*WORK TO DO*: Retype the material that follows, keeping every word as it is.

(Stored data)

((

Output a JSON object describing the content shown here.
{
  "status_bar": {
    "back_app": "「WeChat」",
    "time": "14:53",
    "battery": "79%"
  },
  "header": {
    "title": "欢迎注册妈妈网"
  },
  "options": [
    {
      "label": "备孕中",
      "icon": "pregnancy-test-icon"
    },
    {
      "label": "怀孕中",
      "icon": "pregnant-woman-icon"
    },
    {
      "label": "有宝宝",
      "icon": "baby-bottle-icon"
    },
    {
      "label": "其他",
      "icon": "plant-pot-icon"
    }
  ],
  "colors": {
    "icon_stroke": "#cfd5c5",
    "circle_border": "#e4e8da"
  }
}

))

*WRITTEN ANSWER*:
Output a JSON object describing the content shown here.
{
  "status_bar": {
    "back_app": "「WeChat」",
    "time": "14:53",
    "battery": "79%"
  },
  "header": {
    "title": "欢迎注册妈妈网"
  },
  "options": [
    {
      "label": "备孕中",
      "icon": "pregnancy-test-icon"
    },
    {
      "label": "怀孕中",
      "icon": "pregnant-woman-icon"
    },
    {
      "label": "有宝宝",
      "icon": "baby-bottle-icon"
    },
    {
      "label": "其他",
      "icon": "plant-pot-icon"
    }
  ],
  "colors": {
    "icon_stroke": "#cfd5c5",
    "circle_border": "#e4e8da"
  }
}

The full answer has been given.